**Short task:** Copy out all the lines in the records that include the word "löschen".

━━━

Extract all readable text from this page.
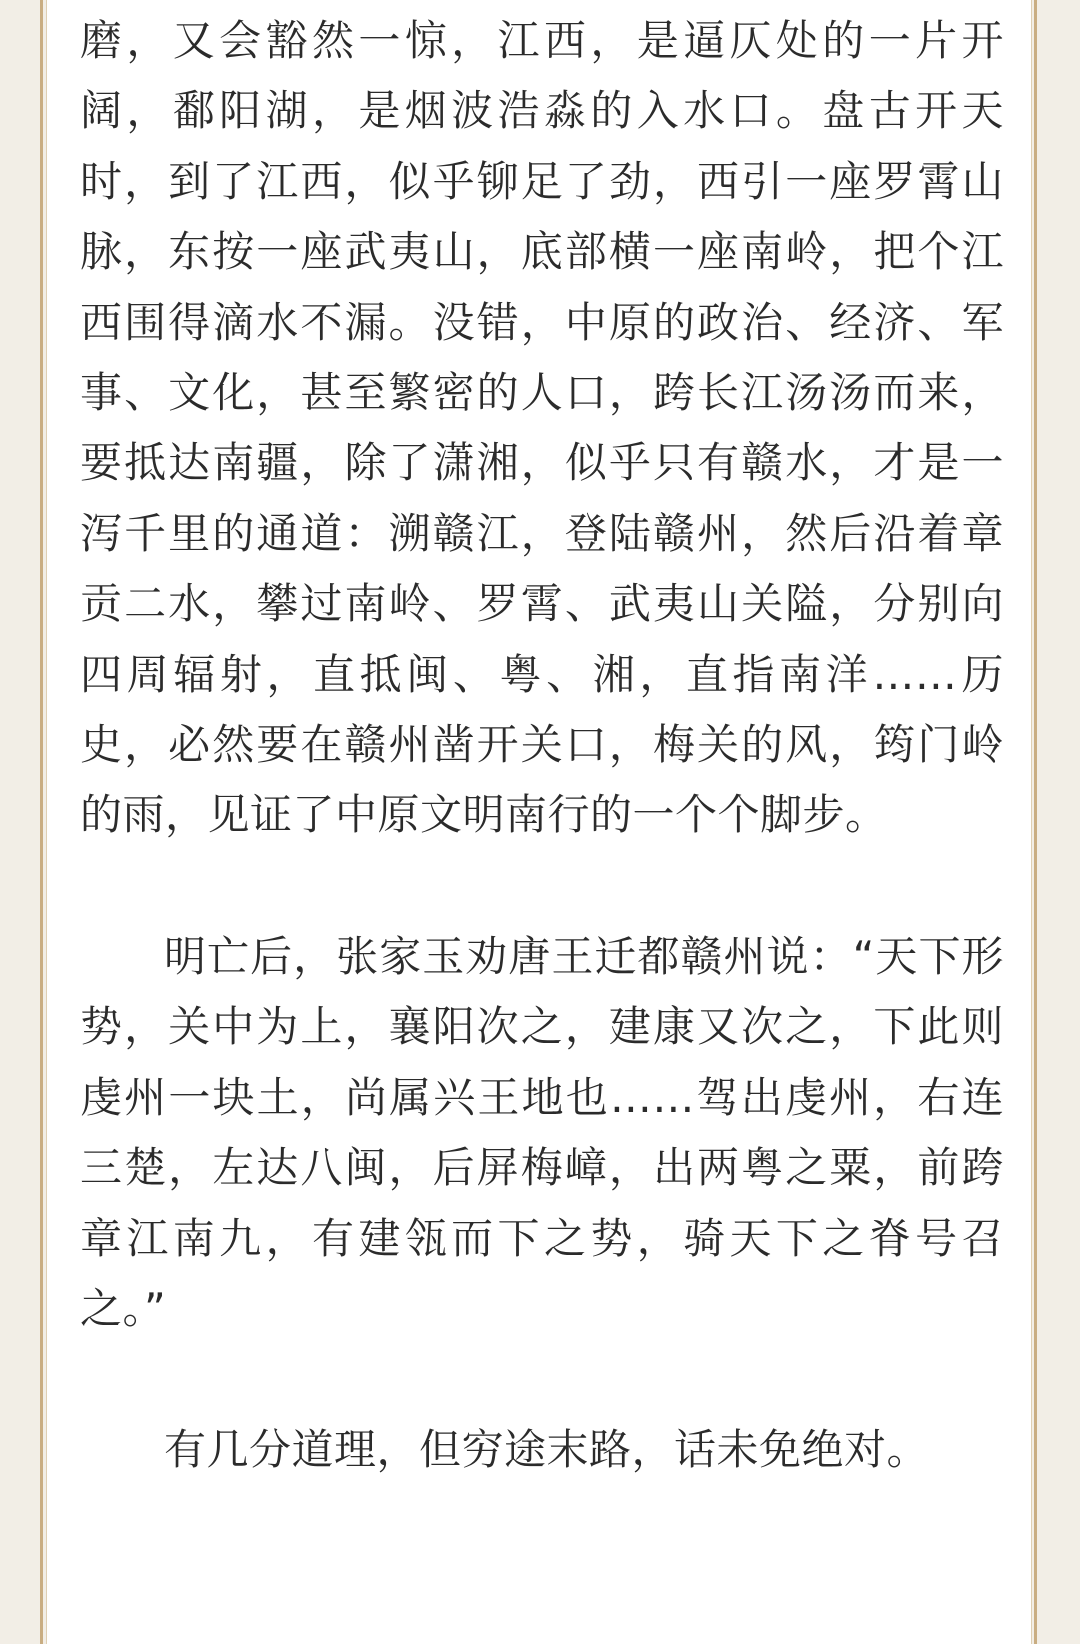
磨，又会豁然一惊，江西，是逼仄处的一片开阔，鄱阳湖，是烟波浩淼的入水口。盘古开天时，到了江西，似乎铆足了劲，西引一座罗霄山脉，东按一座武夷山，底部横一座南岭，把个江西围得滴水不漏。没错，中原的政治、经济、军事、文化，甚至繁密的人口，跨长江汤汤而来，要抵达南疆，除了潇湘，似乎只有赣水，才是一泻千里的通道：溯赣江，登陆赣州，然后沿着章贡二水，攀过南岭、罗霄、武夷山关隘，分别向四周辐射，直抵闽、粤、湘，直指南洋……历史，必然要在赣州凿开关口，梅关的风，筠门岭的雨，见证了中原文明南行的一个个脚步。

明亡后，张家玉劝唐王迁都赣州说：“天下形势，关中为上，襄阳次之，建康又次之，下此则虔州一块土，尚属兴王地也……驾出虔州，右连三楚，左达八闽，后屏梅嶂，出两粤之粟，前跨章江南九，有建瓴而下之势，骑天下之脊号召之。”

有几分道理，但穷途末路，话未免绝对。
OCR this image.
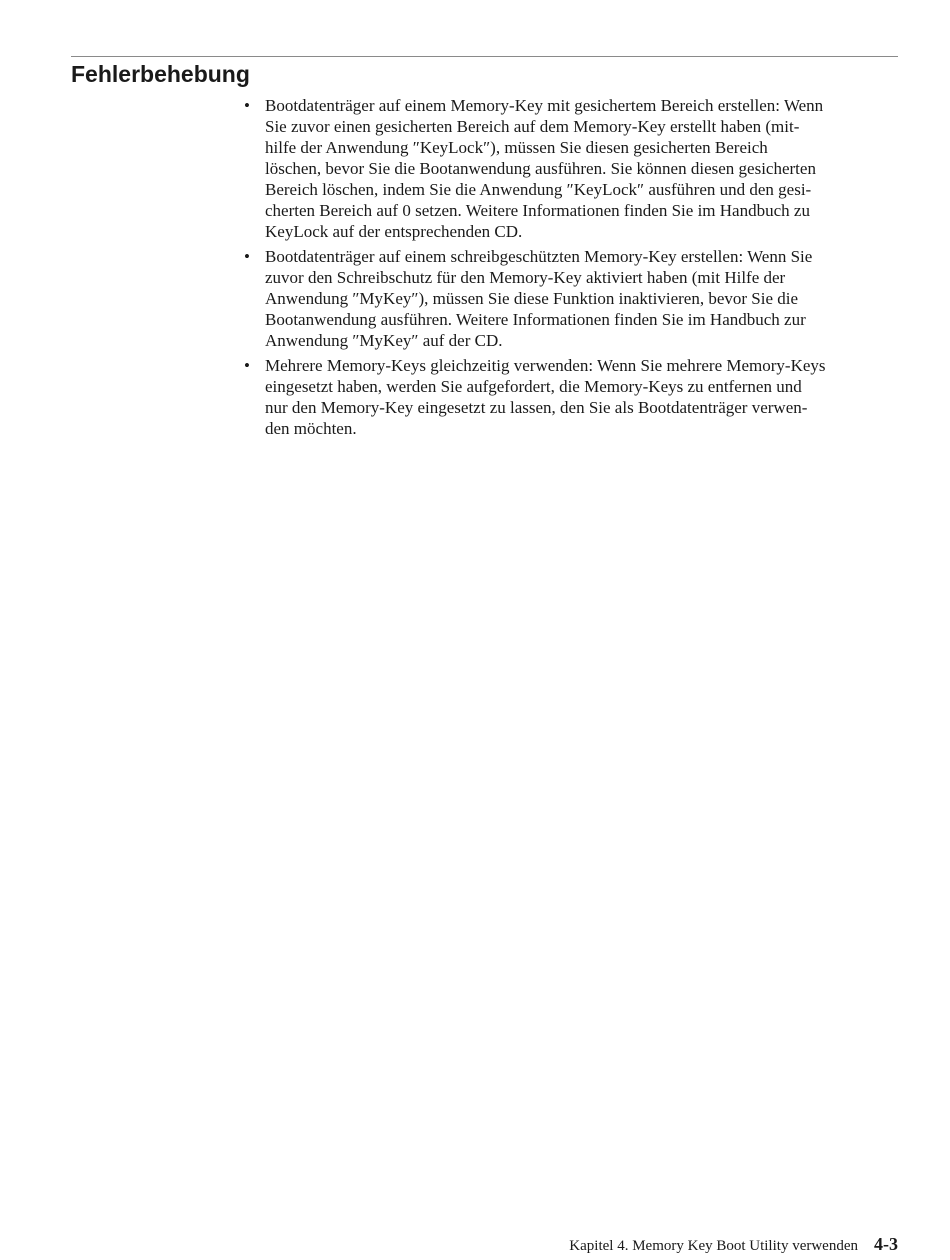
Fehlerbehebung
• Bootdatenträger auf einem Memory-Key mit gesichertem Bereich erstellen: Wenn
Sie zuvor einen gesicherten Bereich auf dem Memory-Key erstellt haben (mit-
hilfe der Anwendung ″KeyLock″), müssen Sie diesen gesicherten Bereich
löschen, bevor Sie die Bootanwendung ausführen. Sie können diesen gesicherten
Bereich löschen, indem Sie die Anwendung ″KeyLock″ ausführen und den gesi-
cherten Bereich auf 0 setzen. Weitere Informationen finden Sie im Handbuch zu
KeyLock auf der entsprechenden CD.
• Bootdatenträger auf einem schreibgeschützten Memory-Key erstellen: Wenn Sie
zuvor den Schreibschutz für den Memory-Key aktiviert haben (mit Hilfe der
Anwendung ″MyKey″), müssen Sie diese Funktion inaktivieren, bevor Sie die
Bootanwendung ausführen. Weitere Informationen finden Sie im Handbuch zur
Anwendung ″MyKey″ auf der CD.
• Mehrere Memory-Keys gleichzeitig verwenden: Wenn Sie mehrere Memory-Keys
eingesetzt haben, werden Sie aufgefordert, die Memory-Keys zu entfernen und
nur den Memory-Key eingesetzt zu lassen, den Sie als Bootdatenträger verwen-
den möchten.
Kapitel 4. Memory Key Boot Utility verwenden 4-3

━━━

**Answer below:**
löschen, bevor Sie die Bootanwendung ausführen. Sie können diesen gesicherten
Bereich löschen, indem Sie die Anwendung ″KeyLock″ ausführen und den gesi-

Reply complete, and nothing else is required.